## Aim
Pull out every line with the word "BRIGG".
---------- Given records ----------
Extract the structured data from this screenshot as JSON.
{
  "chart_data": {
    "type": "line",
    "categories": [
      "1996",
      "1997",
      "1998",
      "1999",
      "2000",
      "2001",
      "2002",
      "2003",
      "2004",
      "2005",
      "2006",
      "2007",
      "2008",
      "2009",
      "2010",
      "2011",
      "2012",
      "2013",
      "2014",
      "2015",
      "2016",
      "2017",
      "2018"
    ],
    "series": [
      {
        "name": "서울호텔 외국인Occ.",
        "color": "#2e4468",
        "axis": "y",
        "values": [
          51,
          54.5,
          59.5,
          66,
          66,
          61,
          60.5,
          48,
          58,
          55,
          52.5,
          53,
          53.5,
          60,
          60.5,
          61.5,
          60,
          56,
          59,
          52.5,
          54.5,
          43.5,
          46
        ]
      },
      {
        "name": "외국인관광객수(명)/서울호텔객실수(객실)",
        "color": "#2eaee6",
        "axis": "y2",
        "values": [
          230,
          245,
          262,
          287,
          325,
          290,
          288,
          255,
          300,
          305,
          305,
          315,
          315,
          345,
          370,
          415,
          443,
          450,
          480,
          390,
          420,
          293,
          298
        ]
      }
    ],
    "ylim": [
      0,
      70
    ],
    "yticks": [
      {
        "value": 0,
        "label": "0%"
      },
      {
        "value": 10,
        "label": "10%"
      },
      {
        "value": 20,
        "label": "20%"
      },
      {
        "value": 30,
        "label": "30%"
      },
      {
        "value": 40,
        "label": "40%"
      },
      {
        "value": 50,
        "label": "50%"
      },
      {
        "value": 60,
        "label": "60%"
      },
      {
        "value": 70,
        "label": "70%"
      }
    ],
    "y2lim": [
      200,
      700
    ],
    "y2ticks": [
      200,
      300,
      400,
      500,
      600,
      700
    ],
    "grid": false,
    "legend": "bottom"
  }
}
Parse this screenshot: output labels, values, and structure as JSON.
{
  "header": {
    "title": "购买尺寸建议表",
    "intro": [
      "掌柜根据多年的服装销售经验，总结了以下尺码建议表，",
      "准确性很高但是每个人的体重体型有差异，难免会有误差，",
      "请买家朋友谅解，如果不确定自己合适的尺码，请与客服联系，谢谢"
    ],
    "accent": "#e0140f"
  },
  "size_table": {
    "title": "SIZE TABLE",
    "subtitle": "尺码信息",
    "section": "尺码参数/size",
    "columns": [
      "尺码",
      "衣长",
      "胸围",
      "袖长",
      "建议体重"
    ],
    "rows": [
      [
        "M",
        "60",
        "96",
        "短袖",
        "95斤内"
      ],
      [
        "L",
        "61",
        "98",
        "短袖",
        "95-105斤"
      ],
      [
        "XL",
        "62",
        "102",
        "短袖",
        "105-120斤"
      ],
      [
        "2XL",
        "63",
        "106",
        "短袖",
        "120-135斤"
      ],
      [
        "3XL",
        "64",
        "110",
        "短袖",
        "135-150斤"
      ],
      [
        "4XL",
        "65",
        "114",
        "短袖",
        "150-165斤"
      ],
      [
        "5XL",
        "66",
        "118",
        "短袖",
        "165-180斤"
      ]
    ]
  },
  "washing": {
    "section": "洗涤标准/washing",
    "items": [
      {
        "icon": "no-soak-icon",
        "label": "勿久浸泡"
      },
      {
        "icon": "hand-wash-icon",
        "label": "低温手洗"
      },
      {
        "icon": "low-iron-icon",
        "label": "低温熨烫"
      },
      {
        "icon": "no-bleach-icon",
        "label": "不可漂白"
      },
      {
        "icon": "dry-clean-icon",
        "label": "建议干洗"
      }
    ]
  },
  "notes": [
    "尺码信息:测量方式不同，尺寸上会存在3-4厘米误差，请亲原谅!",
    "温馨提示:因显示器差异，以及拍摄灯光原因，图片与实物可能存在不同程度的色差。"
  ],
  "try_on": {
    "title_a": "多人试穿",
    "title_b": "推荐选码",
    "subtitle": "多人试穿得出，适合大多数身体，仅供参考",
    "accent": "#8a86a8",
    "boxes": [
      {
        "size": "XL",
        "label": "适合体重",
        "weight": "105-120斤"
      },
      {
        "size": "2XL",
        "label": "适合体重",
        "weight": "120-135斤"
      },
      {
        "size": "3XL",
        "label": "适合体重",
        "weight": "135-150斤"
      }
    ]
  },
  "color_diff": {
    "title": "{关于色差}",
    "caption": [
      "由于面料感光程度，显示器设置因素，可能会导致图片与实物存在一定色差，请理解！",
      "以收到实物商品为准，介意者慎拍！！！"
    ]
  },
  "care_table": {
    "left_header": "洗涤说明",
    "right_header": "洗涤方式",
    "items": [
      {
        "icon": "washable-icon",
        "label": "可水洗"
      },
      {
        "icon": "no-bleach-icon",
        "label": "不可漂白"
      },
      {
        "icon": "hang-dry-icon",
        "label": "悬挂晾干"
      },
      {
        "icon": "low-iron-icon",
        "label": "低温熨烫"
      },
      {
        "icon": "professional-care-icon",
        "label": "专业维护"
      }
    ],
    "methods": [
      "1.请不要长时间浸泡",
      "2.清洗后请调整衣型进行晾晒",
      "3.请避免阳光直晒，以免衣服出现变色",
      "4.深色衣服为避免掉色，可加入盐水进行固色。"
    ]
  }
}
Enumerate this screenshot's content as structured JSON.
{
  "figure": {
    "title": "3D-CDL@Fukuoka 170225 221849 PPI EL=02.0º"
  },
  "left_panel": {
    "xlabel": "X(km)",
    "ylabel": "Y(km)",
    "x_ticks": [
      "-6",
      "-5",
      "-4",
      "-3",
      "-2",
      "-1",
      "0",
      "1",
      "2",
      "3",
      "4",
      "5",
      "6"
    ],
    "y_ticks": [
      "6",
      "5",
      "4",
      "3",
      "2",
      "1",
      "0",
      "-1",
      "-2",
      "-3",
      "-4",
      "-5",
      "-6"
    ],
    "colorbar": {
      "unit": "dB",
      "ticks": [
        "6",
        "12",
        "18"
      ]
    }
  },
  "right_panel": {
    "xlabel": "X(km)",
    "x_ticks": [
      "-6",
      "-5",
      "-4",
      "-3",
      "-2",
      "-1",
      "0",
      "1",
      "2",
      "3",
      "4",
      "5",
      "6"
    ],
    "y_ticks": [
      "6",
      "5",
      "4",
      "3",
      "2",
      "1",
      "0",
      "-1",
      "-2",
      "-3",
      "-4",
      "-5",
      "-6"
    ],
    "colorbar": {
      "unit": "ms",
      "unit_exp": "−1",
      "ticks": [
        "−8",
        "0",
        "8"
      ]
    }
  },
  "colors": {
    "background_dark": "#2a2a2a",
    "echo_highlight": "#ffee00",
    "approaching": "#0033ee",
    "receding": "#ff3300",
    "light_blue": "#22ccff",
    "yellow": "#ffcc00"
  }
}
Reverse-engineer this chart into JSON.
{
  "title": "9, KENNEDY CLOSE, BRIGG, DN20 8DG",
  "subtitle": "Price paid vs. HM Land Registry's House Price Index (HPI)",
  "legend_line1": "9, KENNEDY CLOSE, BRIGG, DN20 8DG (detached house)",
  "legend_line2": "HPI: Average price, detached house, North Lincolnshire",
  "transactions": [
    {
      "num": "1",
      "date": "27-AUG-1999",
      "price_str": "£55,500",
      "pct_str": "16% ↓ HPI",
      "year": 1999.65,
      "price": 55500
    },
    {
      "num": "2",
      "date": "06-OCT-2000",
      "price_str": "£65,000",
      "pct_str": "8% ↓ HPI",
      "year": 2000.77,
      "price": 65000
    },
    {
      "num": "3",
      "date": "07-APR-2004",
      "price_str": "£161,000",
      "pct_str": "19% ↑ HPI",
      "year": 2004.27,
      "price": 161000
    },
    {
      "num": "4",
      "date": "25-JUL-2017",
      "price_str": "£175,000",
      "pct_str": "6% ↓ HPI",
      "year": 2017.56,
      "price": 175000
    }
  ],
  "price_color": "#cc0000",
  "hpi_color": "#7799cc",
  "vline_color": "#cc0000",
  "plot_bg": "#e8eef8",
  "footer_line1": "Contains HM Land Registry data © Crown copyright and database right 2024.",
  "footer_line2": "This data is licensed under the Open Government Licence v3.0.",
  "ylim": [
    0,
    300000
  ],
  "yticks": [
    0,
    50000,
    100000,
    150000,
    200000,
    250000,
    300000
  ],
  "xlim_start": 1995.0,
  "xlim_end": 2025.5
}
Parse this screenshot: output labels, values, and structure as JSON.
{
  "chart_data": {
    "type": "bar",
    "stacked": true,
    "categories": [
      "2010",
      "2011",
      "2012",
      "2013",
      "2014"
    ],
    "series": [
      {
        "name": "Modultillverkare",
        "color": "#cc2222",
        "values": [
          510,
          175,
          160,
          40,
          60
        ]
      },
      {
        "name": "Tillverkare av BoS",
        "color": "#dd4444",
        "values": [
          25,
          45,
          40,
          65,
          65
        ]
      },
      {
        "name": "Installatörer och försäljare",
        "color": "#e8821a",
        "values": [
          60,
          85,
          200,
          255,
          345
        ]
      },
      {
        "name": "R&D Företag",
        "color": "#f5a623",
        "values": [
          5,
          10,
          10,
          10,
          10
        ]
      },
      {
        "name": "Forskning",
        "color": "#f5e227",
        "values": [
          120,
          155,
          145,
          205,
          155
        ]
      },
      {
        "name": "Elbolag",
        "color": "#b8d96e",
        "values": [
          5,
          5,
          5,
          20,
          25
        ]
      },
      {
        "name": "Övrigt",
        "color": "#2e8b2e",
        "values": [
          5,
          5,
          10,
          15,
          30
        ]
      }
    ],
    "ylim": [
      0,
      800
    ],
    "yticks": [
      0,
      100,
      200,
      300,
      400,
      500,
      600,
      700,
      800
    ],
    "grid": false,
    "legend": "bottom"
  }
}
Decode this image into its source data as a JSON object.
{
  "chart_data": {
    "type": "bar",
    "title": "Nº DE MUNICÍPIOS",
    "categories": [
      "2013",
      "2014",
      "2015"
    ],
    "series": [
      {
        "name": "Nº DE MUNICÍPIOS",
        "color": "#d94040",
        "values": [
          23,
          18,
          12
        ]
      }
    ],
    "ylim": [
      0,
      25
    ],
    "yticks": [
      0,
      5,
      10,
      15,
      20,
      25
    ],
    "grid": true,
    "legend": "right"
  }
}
----------
## Response to this task
  "title": "9, KENNEDY CLOSE, BRIGG, DN20 8DG",
  "legend_line1": "9, KENNEDY CLOSE, BRIGG, DN20 8DG (detached house)",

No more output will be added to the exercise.